=== Challenge ===
Write out the data again exactly, skipping every picture.

=== Information shown ===
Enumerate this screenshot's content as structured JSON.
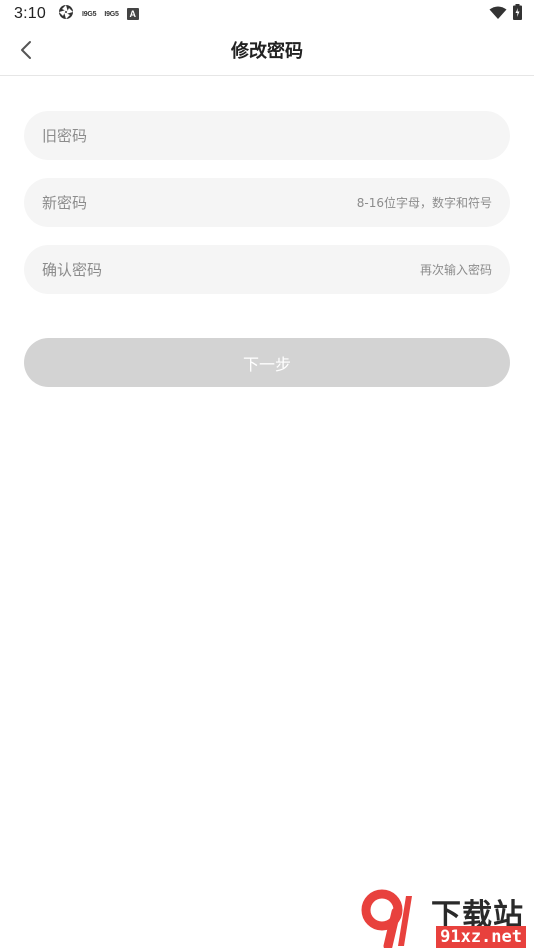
{
  "status_bar": {
    "time": "3:10",
    "badge1": "I9G5",
    "badge2": "I9G5",
    "badge3": "A"
  },
  "header": {
    "title": "修改密码"
  },
  "form": {
    "old_password": {
      "label": "旧密码",
      "hint": ""
    },
    "new_password": {
      "label": "新密码",
      "hint": "8-16位字母，数字和符号"
    },
    "confirm_password": {
      "label": "确认密码",
      "hint": "再次输入密码"
    }
  },
  "actions": {
    "next_label": "下一步"
  },
  "watermark": {
    "top_text": "下载站",
    "bottom_text": "91xz.net"
  },
  "colors": {
    "field_bg": "#f5f5f5",
    "button_disabled_bg": "#d3d3d3",
    "placeholder": "#8c8c8c",
    "watermark_red": "#e8413d"
  }
}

=== Response to this task ===
Enumerate this screenshot's content as structured JSON.
{
  "status_bar": {
    "time": "3:10",
    "badge1": "I9G5",
    "badge2": "I9G5",
    "badge3": "A"
  },
  "header": {
    "title": "修改密码"
  },
  "form": {
    "old_password": {
      "label": "旧密码",
      "hint": ""
    },
    "new_password": {
      "label": "新密码",
      "hint": "8-16位字母，数字和符号"
    },
    "confirm_password": {
      "label": "确认密码",
      "hint": "再次输入密码"
    }
  },
  "actions": {
    "next_label": "下一步"
  },
  "watermark": {
    "top_text": "下载站",
    "bottom_text": "91xz.net"
  },
  "colors": {
    "field_bg": "#f5f5f5",
    "button_disabled_bg": "#d3d3d3",
    "placeholder": "#8c8c8c",
    "watermark_red": "#e8413d"
  }
}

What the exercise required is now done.